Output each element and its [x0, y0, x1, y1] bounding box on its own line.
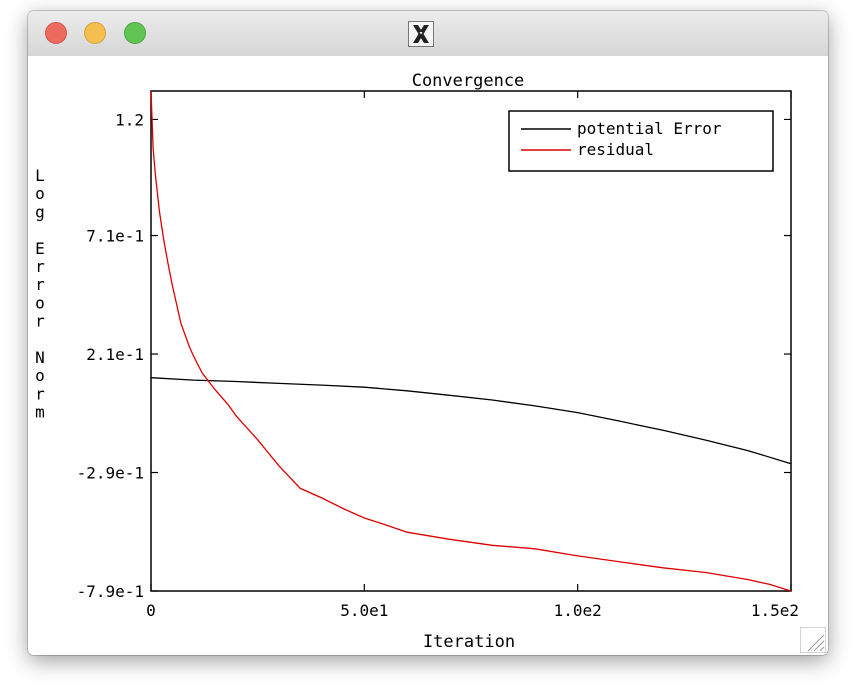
y-axis-label-char: L: [35, 166, 45, 185]
y-tick-label: 1.2: [115, 110, 144, 129]
title-bar[interactable]: [28, 11, 828, 57]
app-window: Convergence 1.2 7.1e-1 2.1e-1 -2.9e-1 -7.9e-…: [28, 11, 828, 655]
chart-title: Convergence: [412, 71, 525, 91]
y-tick-label: 7.1e-1: [86, 227, 144, 246]
y-axis-label-char: m: [35, 403, 45, 422]
close-button[interactable]: [45, 22, 67, 44]
series-line-1: [150, 90, 792, 592]
legend-label: residual: [577, 140, 654, 159]
series-line-0: [150, 377, 792, 465]
y-axis-label-char: g: [35, 202, 45, 221]
x-axis-label: Iteration: [423, 632, 515, 652]
y-axis-label-char: r: [35, 312, 45, 331]
y-axis-label-char: r: [35, 257, 45, 276]
minimize-button[interactable]: [84, 22, 106, 44]
x11-icon: [408, 21, 434, 47]
y-tick-label: -2.9e-1: [77, 464, 144, 483]
y-tick-label: 2.1e-1: [86, 345, 144, 364]
x-tick-label: 0: [146, 601, 156, 620]
legend-label: potential Error: [577, 119, 722, 138]
y-axis-label-char: r: [35, 275, 45, 294]
x-tick-label: 5.0e1: [340, 601, 388, 620]
plot-area-container: Convergence 1.2 7.1e-1 2.1e-1 -2.9e-1 -7.9e-…: [28, 56, 828, 655]
maximize-button[interactable]: [124, 22, 146, 44]
y-tick-label: -7.9e-1: [77, 582, 144, 601]
y-axis-label-char: o: [35, 184, 45, 203]
convergence-chart: Convergence 1.2 7.1e-1 2.1e-1 -2.9e-1 -7.9e-…: [35, 71, 799, 652]
plot-frame: [150, 90, 792, 592]
y-axis-label-char: r: [35, 384, 45, 403]
y-axis-label-char: N: [35, 348, 45, 367]
y-axis-label-char: E: [35, 239, 45, 258]
resize-grip[interactable]: [799, 626, 827, 654]
y-axis-label-char: o: [35, 366, 45, 385]
x-tick-label: 1.0e2: [554, 601, 602, 620]
y-axis-label-char: o: [35, 293, 45, 312]
legend-box: [508, 110, 774, 172]
x-tick-label: 1.5e2: [751, 601, 799, 620]
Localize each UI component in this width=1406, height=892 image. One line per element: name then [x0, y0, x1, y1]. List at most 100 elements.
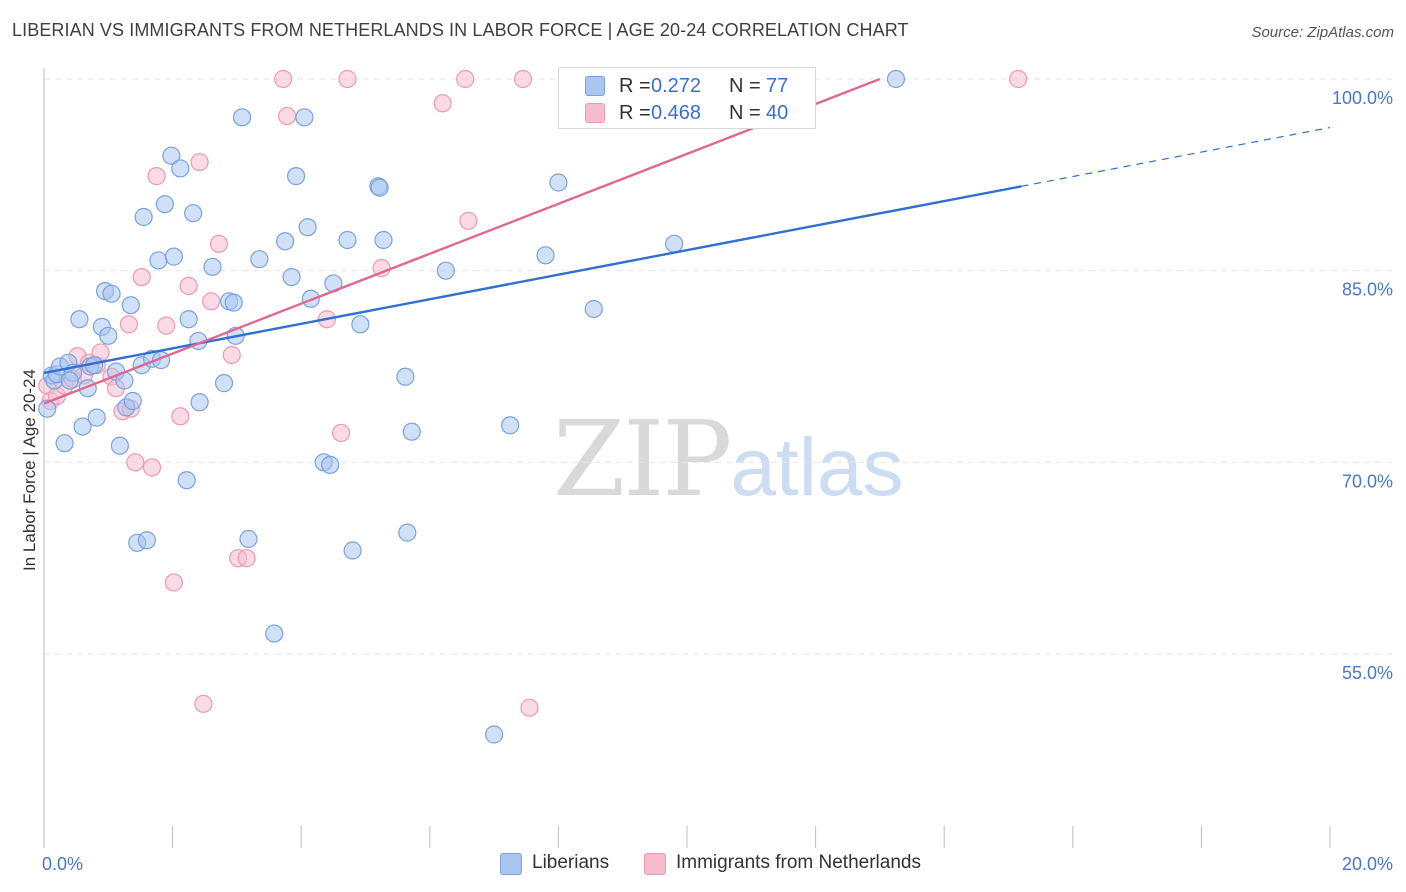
n-label: N =: [729, 102, 761, 124]
liberians-point: [265, 624, 284, 643]
netherlands-point: [171, 407, 190, 426]
y-tick-label: 85.0%: [1342, 280, 1393, 300]
tick-labels: 100.0% 85.0% 70.0% 55.0% 0.0% 20.0%: [42, 88, 1393, 874]
netherlands-point: [459, 211, 478, 230]
liberians-point: [321, 455, 340, 474]
liberians-point: [232, 108, 252, 127]
netherlands-trend-line: [43, 77, 881, 405]
trend-lines: [43, 77, 1331, 405]
axes: [43, 68, 1331, 848]
netherlands-point: [338, 69, 357, 89]
liberians-point: [123, 391, 142, 411]
correlation-legend: R = 0.272 N = 77 R = 0.468 N = 40: [558, 67, 816, 129]
r-value: 0.272: [651, 75, 702, 97]
watermark: ZIPatlas: [553, 398, 904, 520]
liberians-trend-extension: [1021, 126, 1331, 187]
liberians-point: [70, 310, 89, 329]
liberians-point: [134, 207, 153, 227]
liberians-point: [295, 108, 314, 127]
liberians-point: [162, 146, 181, 165]
liberians-point: [155, 195, 174, 214]
netherlands-point: [274, 69, 293, 89]
liberians-point: [402, 422, 421, 441]
liberians-point: [370, 178, 389, 197]
netherlands-point: [157, 316, 176, 335]
legend-swatch-pink: [585, 103, 605, 123]
legend-label: Immigrants from Netherlands: [676, 852, 921, 873]
netherlands-point: [456, 69, 475, 89]
liberians-point: [536, 246, 555, 265]
liberians-point: [184, 204, 203, 223]
grid-lines: [44, 78, 1396, 655]
liberians-point: [60, 371, 79, 390]
netherlands-point: [119, 315, 138, 334]
liberians-point: [250, 250, 269, 269]
liberians-point: [110, 436, 129, 455]
liberians-point: [286, 167, 306, 186]
liberians-point: [73, 417, 92, 436]
r-label: R =: [619, 102, 651, 124]
n-label: N =: [729, 75, 761, 97]
x-tick-label: 20.0%: [1342, 854, 1393, 874]
liberians-point: [436, 261, 455, 280]
liberians-point: [276, 232, 295, 251]
liberians-point: [501, 416, 520, 435]
liberians-point: [99, 326, 118, 345]
netherlands-point: [179, 276, 198, 296]
netherlands-point: [277, 106, 297, 126]
liberians-point: [374, 230, 393, 250]
liberians-point: [190, 393, 209, 412]
r-label: R =: [619, 75, 651, 97]
liberians-point: [149, 251, 168, 270]
watermark-zip: ZIP: [553, 398, 732, 520]
netherlands-point: [194, 694, 213, 713]
liberians-point: [549, 173, 568, 192]
y-axis-title: In Labor Force | Age 20-24: [20, 369, 39, 571]
legend-label: Liberians: [532, 852, 610, 873]
netherlands-point: [142, 458, 162, 477]
liberians-point: [298, 218, 317, 237]
netherlands-point: [237, 549, 256, 568]
netherlands-point: [331, 423, 351, 443]
liberians-point: [137, 531, 156, 550]
y-tick-label: 70.0%: [1342, 471, 1393, 491]
watermark-atlas: atlas: [730, 422, 904, 513]
netherlands-point: [209, 234, 228, 253]
y-tick-label: 100.0%: [1332, 88, 1393, 108]
n-value: 77: [766, 75, 789, 97]
netherlands-point: [513, 69, 533, 89]
netherlands-point: [433, 94, 452, 113]
chart-title: LIBERIAN VS IMMIGRANTS FROM NETHERLANDS …: [12, 20, 909, 40]
netherlands-point: [190, 152, 209, 172]
n-value: 40: [766, 102, 789, 124]
liberians-point: [164, 247, 183, 266]
legend-row-liberians: R = 0.272 N = 77: [559, 75, 815, 99]
liberians-point: [343, 541, 362, 560]
netherlands-point: [126, 453, 145, 472]
legend-swatch-blue: [585, 76, 605, 96]
netherlands-point: [202, 292, 221, 311]
netherlands-point: [1009, 69, 1028, 89]
netherlands-point: [147, 167, 166, 186]
liberians-point: [665, 234, 684, 253]
source-label: Source: ZipAtlas.com: [1251, 24, 1394, 41]
liberians-point: [171, 159, 190, 178]
legend-swatch-blue: [500, 853, 522, 875]
liberians-point: [396, 367, 415, 386]
liberians-point: [282, 267, 301, 287]
liberians-point: [351, 315, 370, 334]
liberians-point: [179, 310, 198, 329]
x-tick-label: 0.0%: [42, 854, 83, 874]
netherlands-point: [520, 698, 539, 717]
liberians-trend-line: [43, 185, 1022, 375]
liberians-point: [38, 399, 57, 418]
liberians-point: [55, 434, 74, 453]
legend-swatch-pink: [644, 853, 666, 875]
netherlands-point: [222, 345, 241, 365]
liberians-point: [121, 296, 140, 315]
liberians-point: [886, 69, 906, 89]
liberians-point: [203, 257, 222, 276]
liberians-point: [398, 523, 417, 542]
liberians-point: [214, 374, 234, 393]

# # # # #

◆ **STATED TASK**:
Arrange every line of the rows above as a numbered list, skipping blank lines and leaving out the pictures.

◆ **WORKED ANSWER**:
1. Output each element and its [x0, y0, x1, y1] bounding box on its own line.
2. y-axis-label-char: L: [35, 166, 45, 185]
3. y-tick-label: 1.2: [115, 110, 144, 129]
4. title-bar[interactable]: [28, 11, 828, 57]
5. app-window: Convergence 1.2 7.1e-1 2.1e-1 -2.9e-1 -7.9e-…: [28, 11, 828, 655]
6. chart-title: Convergence: [412, 71, 525, 91]
7. y-tick-label: 7.1e-1: [86, 227, 144, 246]
8. y-axis-label-char: m: [35, 403, 45, 422]
9. close-button[interactable]: [45, 22, 67, 44]
10. series-line-1: [150, 90, 792, 592]
11. legend-label: residual: [577, 140, 654, 159]
12. series-line-0: [150, 377, 792, 465]
13. y-axis-label-char: g: [35, 202, 45, 221]
14. x-axis-label: Iteration: [423, 632, 515, 652]
15. y-axis-label-char: r: [35, 312, 45, 331]
16. y-axis-label-char: r: [35, 257, 45, 276]
17. minimize-button[interactable]: [84, 22, 106, 44]
18. x11-icon: [408, 21, 434, 47]
19. y-tick-label: -2.9e-1: [77, 464, 144, 483]
20. y-tick-label: 2.1e-1: [86, 345, 144, 364]
21. x-tick-label: 0: [146, 601, 156, 620]
22. legend-label: potential Error: [577, 119, 722, 138]
23. y-axis-label-char: r: [35, 275, 45, 294]
24. x-tick-label: 5.0e1: [340, 601, 388, 620]
25. plot-area-container: Convergence 1.2 7.1e-1 2.1e-1 -2.9e-1 -7.9e-…: [28, 56, 828, 655]
26. maximize-button[interactable]: [124, 22, 146, 44]
27. y-tick-label: -7.9e-1: [77, 582, 144, 601]
28. y-axis-label-char: o: [35, 184, 45, 203]
29. convergence-chart: Convergence 1.2 7.1e-1 2.1e-1 -2.9e-1 -7.9e-…: [35, 71, 799, 652]
30. plot-frame: [150, 90, 792, 592]
31. y-axis-label-char: r: [35, 384, 45, 403]
32. y-axis-label-char: N: [35, 348, 45, 367]
33. y-axis-label-char: E: [35, 239, 45, 258]
34. resize-grip[interactable]: [799, 626, 827, 654]
35. y-axis-label-char: o: [35, 366, 45, 385]
36. x-tick-label: 1.0e2: [554, 601, 602, 620]
37. y-axis-label-char: o: [35, 293, 45, 312]
38. legend-box: [508, 110, 774, 172]
39. x-tick-label: 1.5e2: [751, 601, 799, 620]
40. Localize each UI component in this width=1406, height=892 image. One line per element: name then [x0, y0, x1, y1]. List at most 100 elements.
41. n-label: N =: [729, 102, 761, 124]
42. liberians-point: [265, 624, 284, 643]
43. netherlands-point: [171, 407, 190, 426]
44. y-tick-label: 85.0%: [1342, 280, 1393, 300]
45. tick-labels: 100.0% 85.0% 70.0% 55.0% 0.0% 20.0%: [42, 88, 1393, 874]
46. netherlands-point: [459, 211, 478, 230]
47. liberians-point: [321, 455, 340, 474]
48. liberians-point: [232, 108, 252, 127]
49. netherlands-trend-line: [43, 77, 881, 405]
50. trend-lines: [43, 77, 1331, 405]
51. axes: [43, 68, 1331, 848]
52. netherlands-point: [338, 69, 357, 89]
53. liberians-point: [123, 391, 142, 411]
54. correlation-legend: R = 0.272 N = 77 R = 0.468 N = 40: [558, 67, 816, 129]
55. r-value: 0.272: [651, 75, 702, 97]
56. watermark: ZIPatlas: [553, 398, 904, 520]
57. liberians-trend-extension: [1021, 126, 1331, 187]
58. liberians-point: [70, 310, 89, 329]
59. liberians-point: [134, 207, 153, 227]
60. liberians-point: [295, 108, 314, 127]
61. liberians-point: [162, 146, 181, 165]
62. liberians-point: [155, 195, 174, 214]
63. netherlands-point: [274, 69, 293, 89]
64. liberians-point: [402, 422, 421, 441]
65. liberians-point: [370, 178, 389, 197]
66. netherlands-point: [157, 316, 176, 335]
67. legend-swatch-pink: [585, 103, 605, 123]
68. legend-label: Immigrants from Netherlands: [676, 852, 921, 873]
69. netherlands-point: [456, 69, 475, 89]
70. liberians-point: [536, 246, 555, 265]
71. liberians-point: [184, 204, 203, 223]
72. grid-lines: [44, 78, 1396, 655]
73. liberians-point: [60, 371, 79, 390]
74. netherlands-point: [119, 315, 138, 334]
75. liberians-point: [250, 250, 269, 269]
76. liberians-point: [110, 436, 129, 455]
77. liberians-point: [286, 167, 306, 186]
78. liberians-point: [73, 417, 92, 436]
79. r-label: R =: [619, 102, 651, 124]
80. n-label: N =: [729, 75, 761, 97]
81. x-tick-label: 20.0%: [1342, 854, 1393, 874]
82. liberians-point: [436, 261, 455, 280]
83. liberians-point: [276, 232, 295, 251]
84. liberians-point: [501, 416, 520, 435]
85. liberians-point: [99, 326, 118, 345]
86. netherlands-point: [179, 276, 198, 296]
87. netherlands-point: [277, 106, 297, 126]
88. liberians-point: [374, 230, 393, 250]
89. liberians-point: [190, 393, 209, 412]
90. r-label: R =: [619, 75, 651, 97]
91. liberians-point: [149, 251, 168, 270]
92. watermark-zip: ZIP: [553, 398, 732, 520]
93. netherlands-point: [194, 694, 213, 713]
94. liberians-point: [549, 173, 568, 192]
95. y-axis-title: In Labor Force | Age 20-24: [20, 369, 39, 571]
96. legend-label: Liberians: [532, 852, 610, 873]
97. netherlands-point: [142, 458, 162, 477]
98. liberians-point: [298, 218, 317, 237]
99. netherlands-point: [237, 549, 256, 568]
100. netherlands-point: [331, 423, 351, 443]
101. liberians-point: [137, 531, 156, 550]
102. y-tick-label: 70.0%: [1342, 471, 1393, 491]
103. watermark-atlas: atlas: [730, 422, 904, 513]
104. netherlands-point: [209, 234, 228, 253]
105. y-tick-label: 100.0%: [1332, 88, 1393, 108]
106. n-value: 77: [766, 75, 789, 97]
107. netherlands-point: [513, 69, 533, 89]
108. netherlands-point: [433, 94, 452, 113]
109. chart-title: LIBERIAN VS IMMIGRANTS FROM NETHERLANDS …: [12, 20, 909, 40]
110. netherlands-point: [190, 152, 209, 172]
111. n-value: 40: [766, 102, 789, 124]
112. liberians-point: [164, 247, 183, 266]
113. legend-row-liberians: R = 0.272 N = 77: [559, 75, 815, 99]
114. liberians-point: [343, 541, 362, 560]
115. netherlands-point: [126, 453, 145, 472]
116. legend-swatch-blue: [585, 76, 605, 96]
117. netherlands-point: [202, 292, 221, 311]
118. netherlands-point: [1009, 69, 1028, 89]
119. netherlands-point: [147, 167, 166, 186]
120. liberians-point: [665, 234, 684, 253]
121. source-label: Source: ZipAtlas.com: [1251, 24, 1394, 41]
122. liberians-point: [171, 159, 190, 178]
123. legend-swatch-blue: [500, 853, 522, 875]
124. liberians-point: [396, 367, 415, 386]
125. liberians-point: [282, 267, 301, 287]
126. liberians-point: [351, 315, 370, 334]
127. liberians-point: [179, 310, 198, 329]
128. x-tick-label: 0.0%: [42, 854, 83, 874]
129. netherlands-point: [520, 698, 539, 717]
130. liberians-trend-line: [43, 185, 1022, 375]
131. liberians-point: [38, 399, 57, 418]
132. liberians-point: [55, 434, 74, 453]
133. legend-swatch-pink: [644, 853, 666, 875]
134. netherlands-point: [222, 345, 241, 365]
135. liberians-point: [121, 296, 140, 315]
136. liberians-point: [886, 69, 906, 89]
137. liberians-point: [203, 257, 222, 276]
138. liberians-point: [398, 523, 417, 542]
139. liberians-point: [214, 374, 234, 393]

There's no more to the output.